------ Input data

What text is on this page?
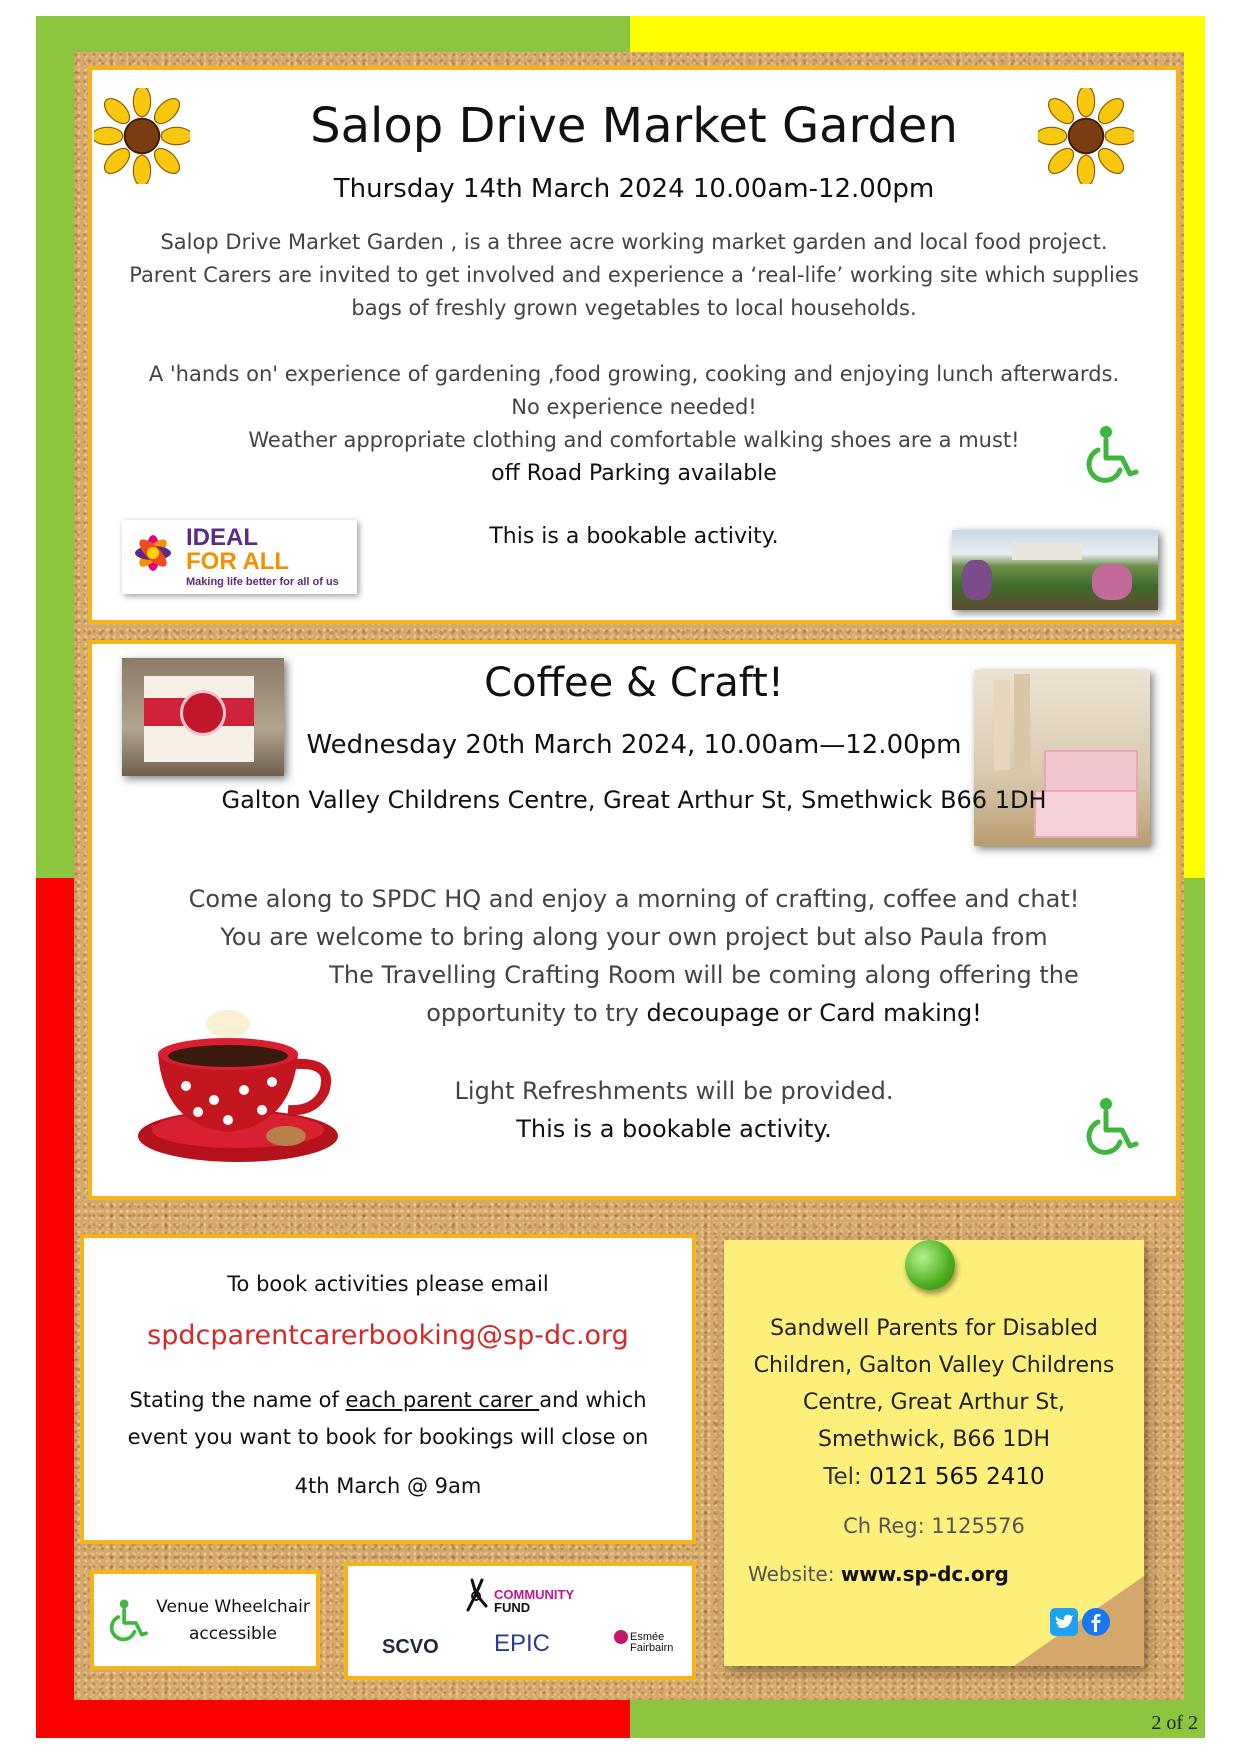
Salop Drive Market Garden
Thursday 14th March 2024 10.00am-12.00pm
Salop Drive Market Garden , is a three acre working market garden and local food project.
Parent Carers are invited to get involved and experience a ‘real-life’ working site which supplies
bags of freshly grown vegetables to local households.
A 'hands on' experience of gardening ,food growing, cooking and enjoying lunch afterwards.
No experience needed!
Weather appropriate clothing and comfortable walking shoes are a must!
off Road Parking available
This is a bookable activity.
IDEAL
FOR ALL
Making life better for all of us
Coffee & Craft!
Wednesday 20th March 2024, 10.00am—12.00pm
Galton Valley Childrens Centre, Great Arthur St, Smethwick B66 1DH
Come along to SPDC HQ and enjoy a morning of crafting, coffee and chat!
You are welcome to bring along your own project but also Paula from
The Travelling Crafting Room will be coming along offering the
opportunity to try decoupage or Card making!
Light Refreshments will be provided.
This is a bookable activity.
To book activities please email
spdcparentcarerbooking@sp-dc.org
Stating the name of each parent carer and which
event you want to book for bookings will close on
4th March @ 9am
Venue Wheelchair
accessible
COMMUNITY
FUND
SCVO EPIC	Esmée
Fairbairn
Sandwell Parents for Disabled
Children, Galton Valley Childrens
Centre, Great Arthur St,
Smethwick, B66 1DH
Tel: 0121 565 2410
Ch Reg: 1125576
Website: www.sp-dc.org
2 of 2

------------

Reproduce the listing exactly. Leave its pictures out.

§ **Solved exercise**
What text is on this page?
Salop Drive Market Garden
Thursday 14th March 2024 10.00am-12.00pm
Salop Drive Market Garden , is a three acre working market garden and local food project.
Parent Carers are invited to get involved and experience a ‘real-life’ working site which supplies
bags of freshly grown vegetables to local households.
A 'hands on' experience of gardening ,food growing, cooking and enjoying lunch afterwards.
No experience needed!
Weather appropriate clothing and comfortable walking shoes are a must!
off Road Parking available
This is a bookable activity.
IDEAL
FOR ALL
Making life better for all of us
Coffee & Craft!
Wednesday 20th March 2024, 10.00am—12.00pm
Galton Valley Childrens Centre, Great Arthur St, Smethwick B66 1DH
Come along to SPDC HQ and enjoy a morning of crafting, coffee and chat!
You are welcome to bring along your own project but also Paula from
The Travelling Crafting Room will be coming along offering the
opportunity to try decoupage or Card making!
Light Refreshments will be provided.
This is a bookable activity.
To book activities please email
spdcparentcarerbooking@sp-dc.org
Stating the name of each parent carer and which
event you want to book for bookings will close on
4th March @ 9am
Venue Wheelchair
accessible
COMMUNITY
FUND
SCVO EPIC	Esmée
Fairbairn
Sandwell Parents for Disabled
Children, Galton Valley Childrens
Centre, Great Arthur St,
Smethwick, B66 1DH
Tel: 0121 565 2410
Ch Reg: 1125576
Website: www.sp-dc.org
2 of 2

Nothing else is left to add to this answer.